[Dataset items]
=====

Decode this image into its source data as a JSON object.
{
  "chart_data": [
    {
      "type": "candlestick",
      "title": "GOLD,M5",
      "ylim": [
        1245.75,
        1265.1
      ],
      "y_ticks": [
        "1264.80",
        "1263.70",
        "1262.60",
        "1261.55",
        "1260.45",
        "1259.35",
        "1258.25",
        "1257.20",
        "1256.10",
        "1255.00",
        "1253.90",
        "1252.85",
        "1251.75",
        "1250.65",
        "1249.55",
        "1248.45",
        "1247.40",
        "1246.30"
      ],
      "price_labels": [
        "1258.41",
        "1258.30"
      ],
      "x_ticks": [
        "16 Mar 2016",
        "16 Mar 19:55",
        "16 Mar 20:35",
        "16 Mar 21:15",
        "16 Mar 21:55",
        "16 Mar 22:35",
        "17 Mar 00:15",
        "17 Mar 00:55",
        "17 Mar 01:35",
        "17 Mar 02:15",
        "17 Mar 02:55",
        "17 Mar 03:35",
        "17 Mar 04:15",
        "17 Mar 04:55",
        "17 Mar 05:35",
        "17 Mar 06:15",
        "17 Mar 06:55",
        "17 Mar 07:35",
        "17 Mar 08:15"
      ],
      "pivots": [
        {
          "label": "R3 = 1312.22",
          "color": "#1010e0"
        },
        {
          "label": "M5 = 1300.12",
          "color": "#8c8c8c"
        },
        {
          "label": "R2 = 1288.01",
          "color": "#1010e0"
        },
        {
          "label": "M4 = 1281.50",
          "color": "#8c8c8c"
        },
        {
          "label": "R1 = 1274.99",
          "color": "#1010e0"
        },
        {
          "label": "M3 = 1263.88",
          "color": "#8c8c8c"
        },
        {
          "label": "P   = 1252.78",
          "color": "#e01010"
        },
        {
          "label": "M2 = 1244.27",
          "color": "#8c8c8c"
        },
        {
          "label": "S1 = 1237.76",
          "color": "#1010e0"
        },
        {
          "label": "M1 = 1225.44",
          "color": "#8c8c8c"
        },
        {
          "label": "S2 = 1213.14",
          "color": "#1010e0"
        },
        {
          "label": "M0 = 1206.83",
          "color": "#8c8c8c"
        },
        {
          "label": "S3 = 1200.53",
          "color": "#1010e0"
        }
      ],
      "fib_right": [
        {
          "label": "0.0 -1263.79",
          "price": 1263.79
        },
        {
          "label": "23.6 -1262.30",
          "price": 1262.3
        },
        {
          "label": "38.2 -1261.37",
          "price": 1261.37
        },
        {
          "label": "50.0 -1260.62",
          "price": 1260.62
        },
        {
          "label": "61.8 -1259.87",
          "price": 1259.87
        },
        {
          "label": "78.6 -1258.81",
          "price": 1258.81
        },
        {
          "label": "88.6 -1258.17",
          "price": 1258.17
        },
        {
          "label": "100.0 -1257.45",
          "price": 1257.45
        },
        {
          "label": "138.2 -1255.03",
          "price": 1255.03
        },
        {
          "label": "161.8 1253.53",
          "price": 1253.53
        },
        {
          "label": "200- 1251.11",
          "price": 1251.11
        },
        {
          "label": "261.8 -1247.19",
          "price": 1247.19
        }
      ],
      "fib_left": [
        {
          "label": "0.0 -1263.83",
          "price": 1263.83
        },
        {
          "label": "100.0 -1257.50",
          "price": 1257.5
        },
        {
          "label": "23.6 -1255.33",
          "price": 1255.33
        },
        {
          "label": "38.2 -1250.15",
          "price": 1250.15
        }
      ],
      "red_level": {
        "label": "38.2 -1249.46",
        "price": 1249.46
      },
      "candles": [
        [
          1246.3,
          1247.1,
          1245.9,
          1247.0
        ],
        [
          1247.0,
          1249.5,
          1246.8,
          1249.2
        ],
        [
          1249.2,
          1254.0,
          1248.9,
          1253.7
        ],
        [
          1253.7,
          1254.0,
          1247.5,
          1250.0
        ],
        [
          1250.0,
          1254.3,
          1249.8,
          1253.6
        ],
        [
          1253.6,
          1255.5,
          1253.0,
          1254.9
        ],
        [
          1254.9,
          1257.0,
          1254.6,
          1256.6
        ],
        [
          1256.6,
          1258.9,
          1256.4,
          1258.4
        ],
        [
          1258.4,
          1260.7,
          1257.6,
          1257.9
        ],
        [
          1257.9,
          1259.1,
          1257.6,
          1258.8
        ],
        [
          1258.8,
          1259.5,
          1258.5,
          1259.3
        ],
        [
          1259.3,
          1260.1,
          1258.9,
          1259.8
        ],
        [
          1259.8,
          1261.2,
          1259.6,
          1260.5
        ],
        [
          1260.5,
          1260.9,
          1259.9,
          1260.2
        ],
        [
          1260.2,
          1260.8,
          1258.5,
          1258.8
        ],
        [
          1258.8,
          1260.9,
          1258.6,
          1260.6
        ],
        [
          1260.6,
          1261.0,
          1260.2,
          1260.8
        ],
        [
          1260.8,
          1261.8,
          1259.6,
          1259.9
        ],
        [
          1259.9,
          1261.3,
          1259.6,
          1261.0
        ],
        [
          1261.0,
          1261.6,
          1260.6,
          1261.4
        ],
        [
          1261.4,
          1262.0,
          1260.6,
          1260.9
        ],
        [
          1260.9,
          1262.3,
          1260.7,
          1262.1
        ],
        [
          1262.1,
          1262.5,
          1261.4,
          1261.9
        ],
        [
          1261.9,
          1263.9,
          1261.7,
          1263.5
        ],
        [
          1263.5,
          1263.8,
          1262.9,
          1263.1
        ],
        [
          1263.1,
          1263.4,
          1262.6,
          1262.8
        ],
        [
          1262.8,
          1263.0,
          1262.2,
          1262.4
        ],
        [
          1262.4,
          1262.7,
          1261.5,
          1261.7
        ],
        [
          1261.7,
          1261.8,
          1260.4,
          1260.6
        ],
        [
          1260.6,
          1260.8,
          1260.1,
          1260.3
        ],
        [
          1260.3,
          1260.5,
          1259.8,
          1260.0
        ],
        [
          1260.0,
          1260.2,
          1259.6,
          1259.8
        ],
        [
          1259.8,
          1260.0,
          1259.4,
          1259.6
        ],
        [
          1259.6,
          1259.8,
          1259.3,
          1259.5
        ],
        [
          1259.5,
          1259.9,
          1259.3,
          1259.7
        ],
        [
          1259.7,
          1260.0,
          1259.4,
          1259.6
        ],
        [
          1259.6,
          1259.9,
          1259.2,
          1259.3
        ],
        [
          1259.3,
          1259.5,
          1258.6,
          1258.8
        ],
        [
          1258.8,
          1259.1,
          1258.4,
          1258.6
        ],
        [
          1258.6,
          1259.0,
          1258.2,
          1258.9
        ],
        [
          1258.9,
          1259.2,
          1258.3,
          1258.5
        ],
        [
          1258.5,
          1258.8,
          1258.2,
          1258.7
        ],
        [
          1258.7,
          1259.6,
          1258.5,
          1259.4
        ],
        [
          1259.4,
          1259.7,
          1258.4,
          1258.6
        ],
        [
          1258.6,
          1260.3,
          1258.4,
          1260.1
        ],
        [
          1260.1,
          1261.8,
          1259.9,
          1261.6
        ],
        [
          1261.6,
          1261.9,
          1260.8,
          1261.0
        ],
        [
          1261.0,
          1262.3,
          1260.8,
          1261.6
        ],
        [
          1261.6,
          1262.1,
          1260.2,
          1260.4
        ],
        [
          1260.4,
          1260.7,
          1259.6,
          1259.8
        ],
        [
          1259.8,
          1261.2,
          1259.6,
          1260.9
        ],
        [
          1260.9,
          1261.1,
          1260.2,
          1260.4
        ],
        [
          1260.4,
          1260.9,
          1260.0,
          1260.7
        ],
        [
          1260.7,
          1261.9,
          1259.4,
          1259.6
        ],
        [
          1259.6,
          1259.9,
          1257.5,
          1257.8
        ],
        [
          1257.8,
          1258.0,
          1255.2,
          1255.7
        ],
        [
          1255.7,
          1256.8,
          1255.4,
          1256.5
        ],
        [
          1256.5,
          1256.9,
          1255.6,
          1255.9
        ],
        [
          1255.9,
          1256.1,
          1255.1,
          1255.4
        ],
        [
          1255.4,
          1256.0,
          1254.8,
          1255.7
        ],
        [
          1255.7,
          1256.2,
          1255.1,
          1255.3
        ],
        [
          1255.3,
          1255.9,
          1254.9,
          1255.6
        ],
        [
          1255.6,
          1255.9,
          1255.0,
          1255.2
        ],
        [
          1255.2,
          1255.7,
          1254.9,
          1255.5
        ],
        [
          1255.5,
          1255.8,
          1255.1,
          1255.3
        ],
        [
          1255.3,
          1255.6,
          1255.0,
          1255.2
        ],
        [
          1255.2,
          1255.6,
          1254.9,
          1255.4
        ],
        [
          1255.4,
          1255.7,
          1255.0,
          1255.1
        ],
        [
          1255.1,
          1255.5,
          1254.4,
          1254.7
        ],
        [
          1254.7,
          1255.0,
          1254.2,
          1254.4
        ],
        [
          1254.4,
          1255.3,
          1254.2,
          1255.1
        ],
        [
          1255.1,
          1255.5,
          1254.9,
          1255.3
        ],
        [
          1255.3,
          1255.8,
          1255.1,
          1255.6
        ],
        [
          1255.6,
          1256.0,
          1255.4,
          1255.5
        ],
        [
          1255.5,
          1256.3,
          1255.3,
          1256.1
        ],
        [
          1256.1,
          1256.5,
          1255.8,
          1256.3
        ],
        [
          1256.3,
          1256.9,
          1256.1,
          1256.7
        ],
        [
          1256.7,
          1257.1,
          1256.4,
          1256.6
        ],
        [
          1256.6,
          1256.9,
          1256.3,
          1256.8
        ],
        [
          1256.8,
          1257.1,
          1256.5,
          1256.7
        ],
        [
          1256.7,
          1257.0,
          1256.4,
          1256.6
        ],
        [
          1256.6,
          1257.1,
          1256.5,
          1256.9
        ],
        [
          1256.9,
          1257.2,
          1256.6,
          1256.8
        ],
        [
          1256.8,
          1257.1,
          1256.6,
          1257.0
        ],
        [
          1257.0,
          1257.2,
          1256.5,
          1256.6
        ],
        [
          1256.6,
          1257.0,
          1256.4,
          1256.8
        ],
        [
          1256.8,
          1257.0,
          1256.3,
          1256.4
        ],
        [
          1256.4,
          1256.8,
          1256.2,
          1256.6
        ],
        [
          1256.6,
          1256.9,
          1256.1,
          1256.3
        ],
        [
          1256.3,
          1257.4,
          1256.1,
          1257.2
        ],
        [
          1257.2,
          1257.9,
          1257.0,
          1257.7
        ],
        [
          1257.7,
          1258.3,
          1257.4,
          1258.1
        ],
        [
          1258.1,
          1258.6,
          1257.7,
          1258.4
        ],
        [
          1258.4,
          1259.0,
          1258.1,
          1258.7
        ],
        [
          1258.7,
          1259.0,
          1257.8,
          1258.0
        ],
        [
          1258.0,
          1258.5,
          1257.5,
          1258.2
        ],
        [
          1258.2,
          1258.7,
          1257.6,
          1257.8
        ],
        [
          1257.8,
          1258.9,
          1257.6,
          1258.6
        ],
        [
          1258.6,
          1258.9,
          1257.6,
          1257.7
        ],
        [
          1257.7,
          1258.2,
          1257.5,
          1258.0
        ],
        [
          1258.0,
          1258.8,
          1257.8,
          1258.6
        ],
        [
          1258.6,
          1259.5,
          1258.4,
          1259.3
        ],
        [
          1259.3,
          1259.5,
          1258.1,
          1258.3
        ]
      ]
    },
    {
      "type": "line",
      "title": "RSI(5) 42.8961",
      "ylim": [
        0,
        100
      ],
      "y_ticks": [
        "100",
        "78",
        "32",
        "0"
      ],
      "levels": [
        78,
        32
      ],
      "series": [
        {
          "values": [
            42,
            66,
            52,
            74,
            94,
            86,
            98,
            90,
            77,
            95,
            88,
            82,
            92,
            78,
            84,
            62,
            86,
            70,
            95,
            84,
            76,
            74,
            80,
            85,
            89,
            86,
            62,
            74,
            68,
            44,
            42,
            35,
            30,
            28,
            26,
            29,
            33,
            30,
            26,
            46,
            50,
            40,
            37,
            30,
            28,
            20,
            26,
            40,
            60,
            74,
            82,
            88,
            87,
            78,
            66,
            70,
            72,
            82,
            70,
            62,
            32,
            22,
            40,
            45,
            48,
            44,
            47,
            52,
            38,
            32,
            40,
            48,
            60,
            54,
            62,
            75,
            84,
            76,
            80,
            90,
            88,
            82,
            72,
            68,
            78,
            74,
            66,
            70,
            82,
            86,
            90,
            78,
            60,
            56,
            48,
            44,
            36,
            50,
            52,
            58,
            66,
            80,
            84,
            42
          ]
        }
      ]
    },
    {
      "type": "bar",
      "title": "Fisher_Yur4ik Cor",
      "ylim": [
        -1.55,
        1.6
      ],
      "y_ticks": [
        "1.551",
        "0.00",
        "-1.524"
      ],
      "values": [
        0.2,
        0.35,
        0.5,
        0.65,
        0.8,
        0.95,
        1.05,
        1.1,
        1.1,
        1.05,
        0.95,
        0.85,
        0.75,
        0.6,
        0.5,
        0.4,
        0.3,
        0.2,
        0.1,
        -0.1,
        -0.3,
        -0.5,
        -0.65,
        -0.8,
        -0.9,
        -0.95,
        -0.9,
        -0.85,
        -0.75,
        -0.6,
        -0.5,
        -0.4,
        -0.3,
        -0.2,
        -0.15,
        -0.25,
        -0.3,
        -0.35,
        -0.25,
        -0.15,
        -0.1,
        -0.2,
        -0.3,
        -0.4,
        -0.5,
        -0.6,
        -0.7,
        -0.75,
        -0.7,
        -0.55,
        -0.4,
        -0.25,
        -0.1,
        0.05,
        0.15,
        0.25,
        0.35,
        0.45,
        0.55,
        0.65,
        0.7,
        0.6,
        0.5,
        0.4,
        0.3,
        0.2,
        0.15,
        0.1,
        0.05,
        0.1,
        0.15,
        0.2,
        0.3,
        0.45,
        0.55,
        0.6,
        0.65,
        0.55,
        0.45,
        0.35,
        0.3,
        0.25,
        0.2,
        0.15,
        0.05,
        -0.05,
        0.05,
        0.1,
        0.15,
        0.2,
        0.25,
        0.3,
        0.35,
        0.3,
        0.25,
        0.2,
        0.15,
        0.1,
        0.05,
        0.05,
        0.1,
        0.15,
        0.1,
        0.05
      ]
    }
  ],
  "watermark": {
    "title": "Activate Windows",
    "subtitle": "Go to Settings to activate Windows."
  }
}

=====

[Your instructions] Where does the word "Windows" appear in the listing? List each line that holds it.

[Solution to this task]
    "title": "Activate Windows",
    "subtitle": "Go to Settings to activate Windows."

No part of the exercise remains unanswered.